* [WHAT THE EXERCISE ASKS] Pictures are not part of the copy; repeat everything else in the records exactly.

* [MATERIAL FOR THIS TASK]
================================

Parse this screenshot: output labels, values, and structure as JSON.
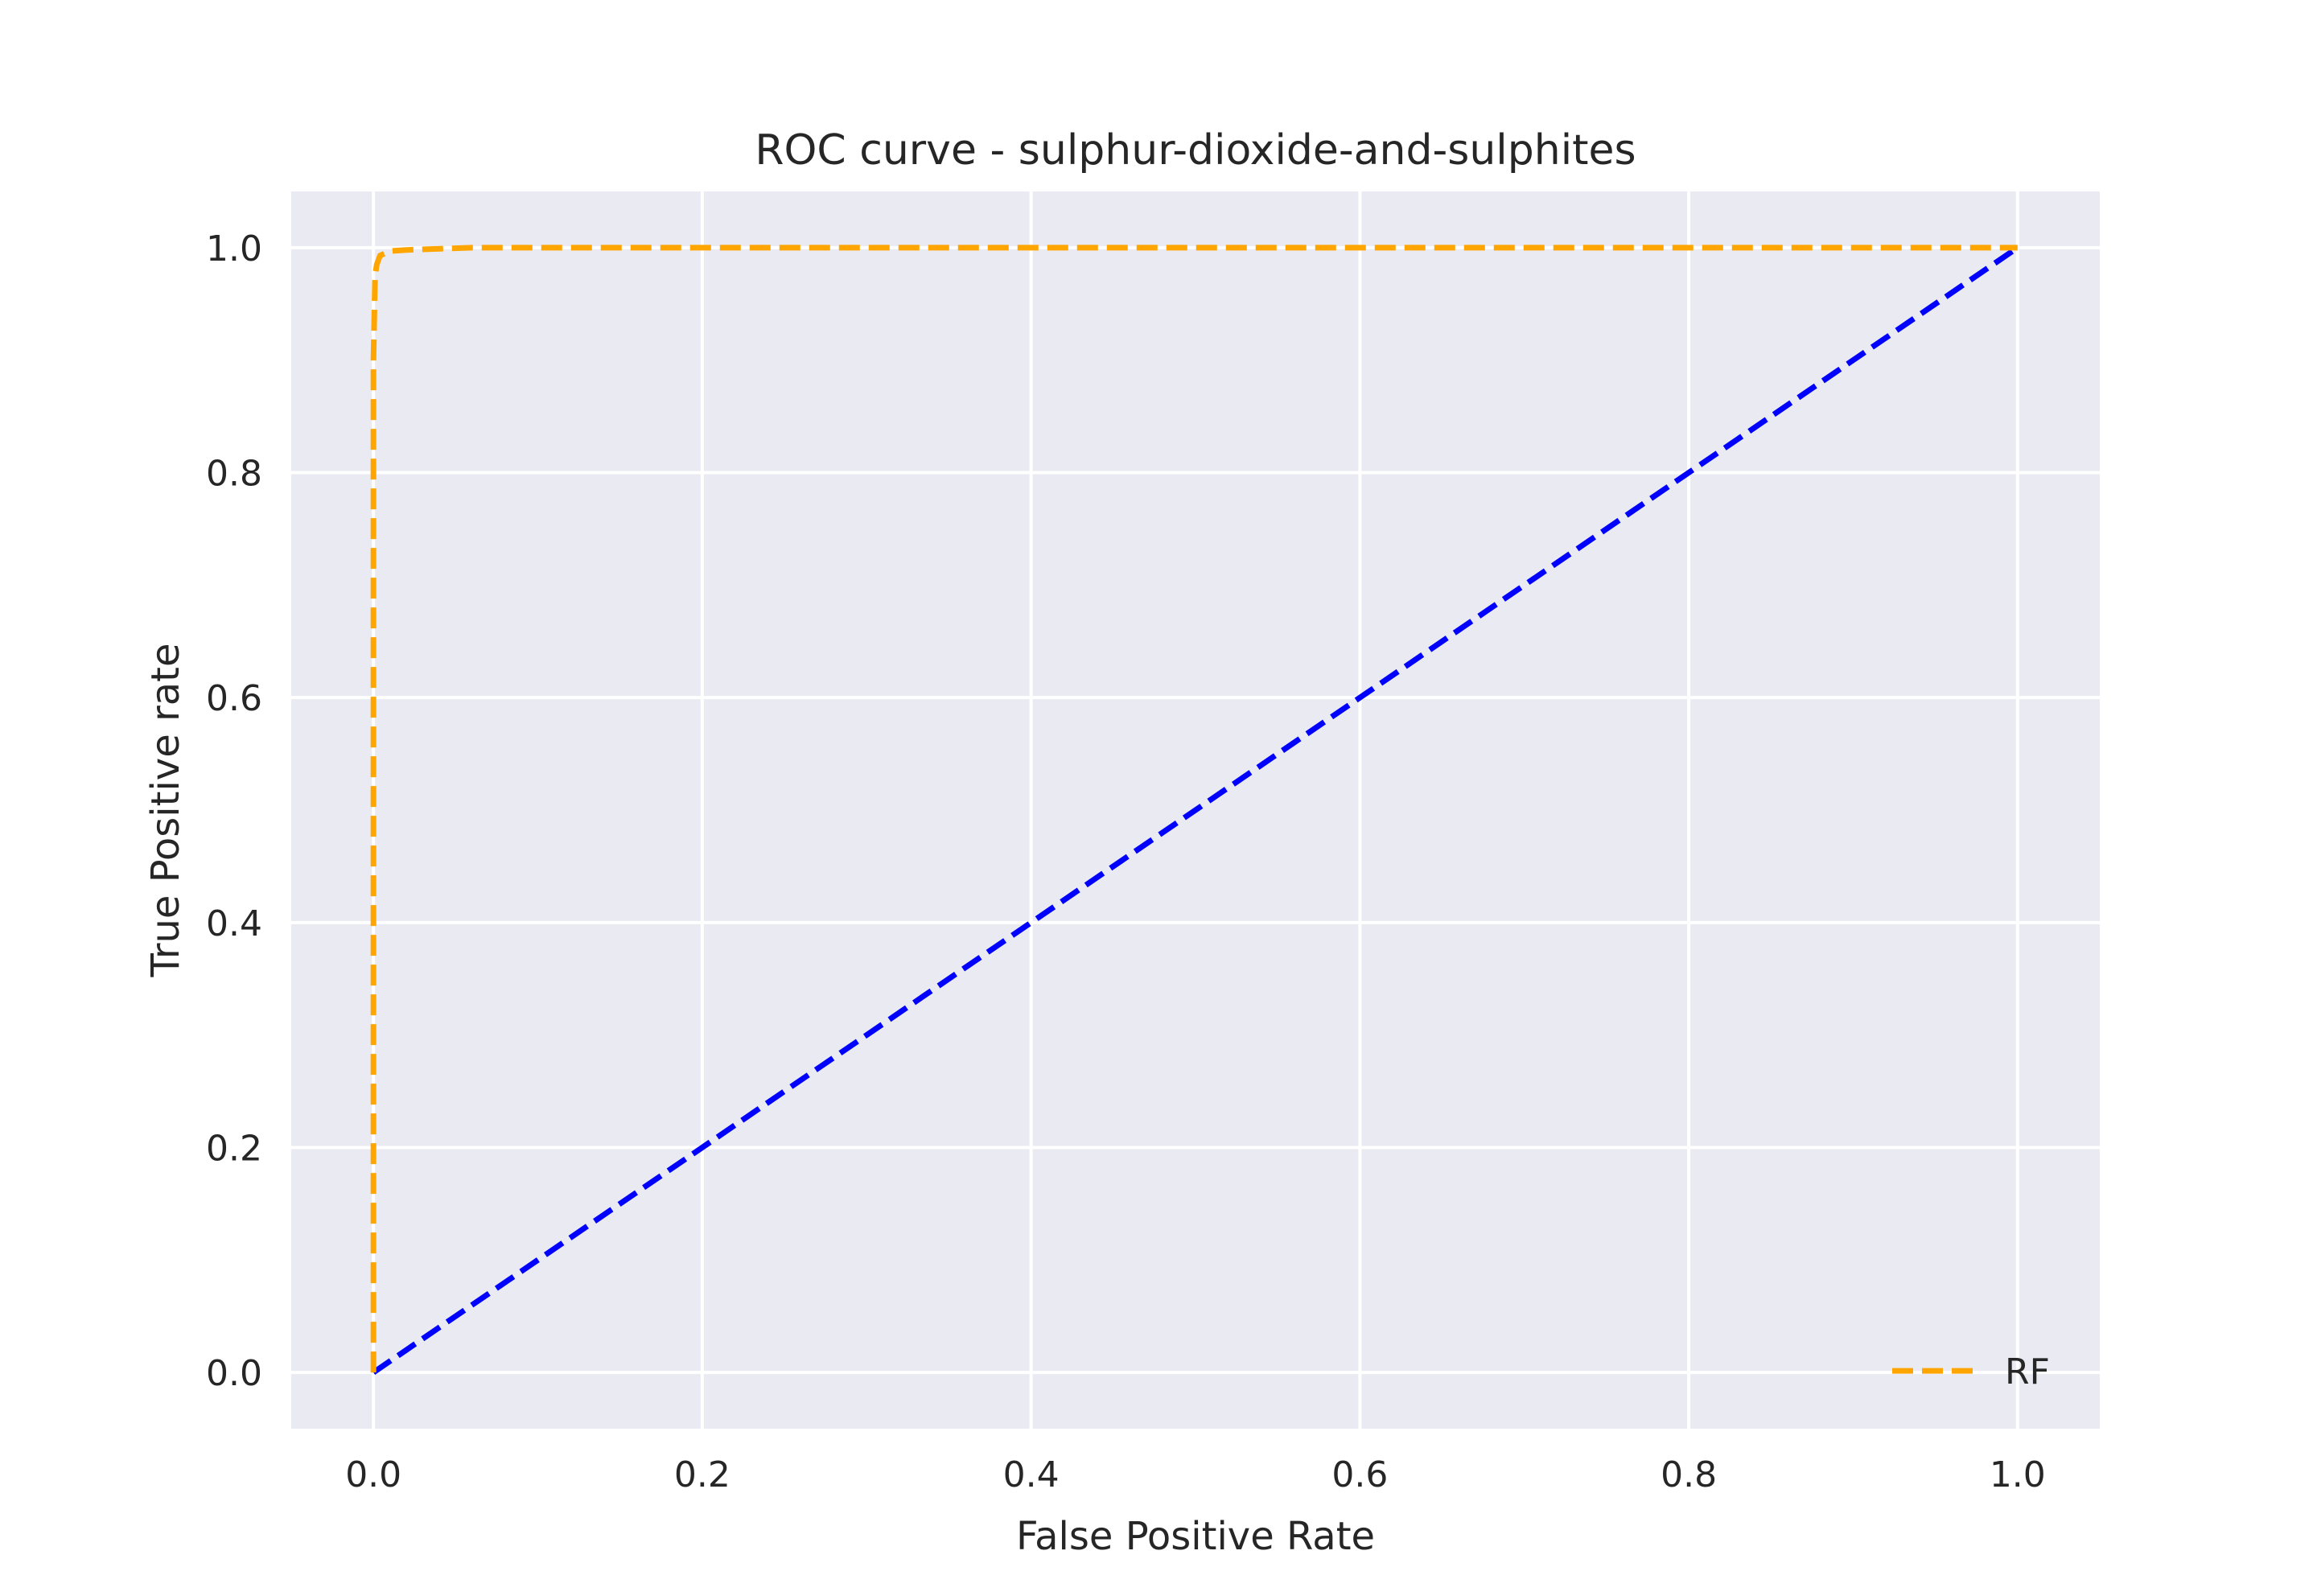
{
  "chart_data": {
    "type": "line",
    "title": "ROC curve - sulphur-dioxide-and-sulphites",
    "xlabel": "False Positive Rate",
    "ylabel": "True Positive rate",
    "xlim": [
      -0.05,
      1.05
    ],
    "ylim": [
      -0.05,
      1.05
    ],
    "xticks": [
      0.0,
      0.2,
      0.4,
      0.6,
      0.8,
      1.0
    ],
    "xtick_labels": [
      "0.0",
      "0.2",
      "0.4",
      "0.6",
      "0.8",
      "1.0"
    ],
    "yticks": [
      0.0,
      0.2,
      0.4,
      0.6,
      0.8,
      1.0
    ],
    "ytick_labels": [
      "0.0",
      "0.2",
      "0.4",
      "0.6",
      "0.8",
      "1.0"
    ],
    "grid": true,
    "background_color": "#eaeaf2",
    "grid_color": "#ffffff",
    "legend_position": "lower-right",
    "series": [
      {
        "name": "RF",
        "color": "#ffa500",
        "line_style": "dashed",
        "x": [
          0.0,
          0.0,
          0.001,
          0.002,
          0.004,
          0.01,
          0.02,
          0.04,
          0.06,
          0.1,
          0.3,
          0.6,
          1.0
        ],
        "y": [
          0.0,
          0.9,
          0.975,
          0.985,
          0.993,
          0.997,
          0.998,
          0.999,
          1.0,
          1.0,
          1.0,
          1.0,
          1.0
        ]
      },
      {
        "color": "#0000ff",
        "line_style": "dashed",
        "x": [
          0.0,
          1.0
        ],
        "y": [
          0.0,
          1.0
        ]
      }
    ]
  }
}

================================

* [EXERCISE ANSWER]
Parse this screenshot: output labels, values, and structure as JSON.
{
  "chart_data": {
    "type": "line",
    "title": "ROC curve - sulphur-dioxide-and-sulphites",
    "xlabel": "False Positive Rate",
    "ylabel": "True Positive rate",
    "xlim": [
      -0.05,
      1.05
    ],
    "ylim": [
      -0.05,
      1.05
    ],
    "xticks": [
      0.0,
      0.2,
      0.4,
      0.6,
      0.8,
      1.0
    ],
    "xtick_labels": [
      "0.0",
      "0.2",
      "0.4",
      "0.6",
      "0.8",
      "1.0"
    ],
    "yticks": [
      0.0,
      0.2,
      0.4,
      0.6,
      0.8,
      1.0
    ],
    "ytick_labels": [
      "0.0",
      "0.2",
      "0.4",
      "0.6",
      "0.8",
      "1.0"
    ],
    "grid": true,
    "background_color": "#eaeaf2",
    "grid_color": "#ffffff",
    "legend_position": "lower-right",
    "series": [
      {
        "name": "RF",
        "color": "#ffa500",
        "line_style": "dashed",
        "x": [
          0.0,
          0.0,
          0.001,
          0.002,
          0.004,
          0.01,
          0.02,
          0.04,
          0.06,
          0.1,
          0.3,
          0.6,
          1.0
        ],
        "y": [
          0.0,
          0.9,
          0.975,
          0.985,
          0.993,
          0.997,
          0.998,
          0.999,
          1.0,
          1.0,
          1.0,
          1.0,
          1.0
        ]
      },
      {
        "color": "#0000ff",
        "line_style": "dashed",
        "x": [
          0.0,
          1.0
        ],
        "y": [
          0.0,
          1.0
        ]
      }
    ]
  }
}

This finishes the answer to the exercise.